REQUIRED TASK: Which lines in the material below contain the word "réflexion"? Copy each of them.

EXTRACTED MATERIAL:
────────
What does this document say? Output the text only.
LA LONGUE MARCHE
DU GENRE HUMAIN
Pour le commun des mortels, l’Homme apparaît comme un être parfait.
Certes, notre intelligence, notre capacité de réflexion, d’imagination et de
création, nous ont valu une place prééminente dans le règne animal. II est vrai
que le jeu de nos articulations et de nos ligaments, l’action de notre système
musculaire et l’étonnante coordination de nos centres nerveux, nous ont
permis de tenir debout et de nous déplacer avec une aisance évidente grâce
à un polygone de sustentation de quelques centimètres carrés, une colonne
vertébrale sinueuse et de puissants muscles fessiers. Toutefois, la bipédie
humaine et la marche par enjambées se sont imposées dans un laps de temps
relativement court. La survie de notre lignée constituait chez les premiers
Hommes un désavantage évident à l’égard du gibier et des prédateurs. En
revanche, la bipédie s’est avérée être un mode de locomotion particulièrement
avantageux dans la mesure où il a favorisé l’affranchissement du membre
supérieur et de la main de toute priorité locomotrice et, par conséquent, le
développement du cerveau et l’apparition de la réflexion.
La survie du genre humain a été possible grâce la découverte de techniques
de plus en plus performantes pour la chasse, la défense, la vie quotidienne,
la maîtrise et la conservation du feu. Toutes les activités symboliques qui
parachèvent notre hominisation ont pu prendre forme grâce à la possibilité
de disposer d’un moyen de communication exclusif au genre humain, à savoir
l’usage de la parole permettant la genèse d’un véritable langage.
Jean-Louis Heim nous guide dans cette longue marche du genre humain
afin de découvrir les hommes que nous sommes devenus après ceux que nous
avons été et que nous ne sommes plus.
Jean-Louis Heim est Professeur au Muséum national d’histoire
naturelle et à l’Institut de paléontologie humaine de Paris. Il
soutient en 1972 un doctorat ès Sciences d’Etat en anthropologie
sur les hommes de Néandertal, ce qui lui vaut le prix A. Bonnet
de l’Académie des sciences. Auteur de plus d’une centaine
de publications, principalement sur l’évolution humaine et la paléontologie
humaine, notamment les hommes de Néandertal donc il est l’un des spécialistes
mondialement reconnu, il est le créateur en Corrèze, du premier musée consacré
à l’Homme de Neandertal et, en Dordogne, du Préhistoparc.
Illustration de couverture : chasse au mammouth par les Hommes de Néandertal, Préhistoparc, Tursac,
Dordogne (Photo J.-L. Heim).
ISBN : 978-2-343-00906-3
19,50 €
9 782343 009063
────────
FINISHED ANSWER:
Certes, notre intelligence, notre capacité de réflexion, d’imagination et de
développement du cerveau et l’apparition de la réflexion.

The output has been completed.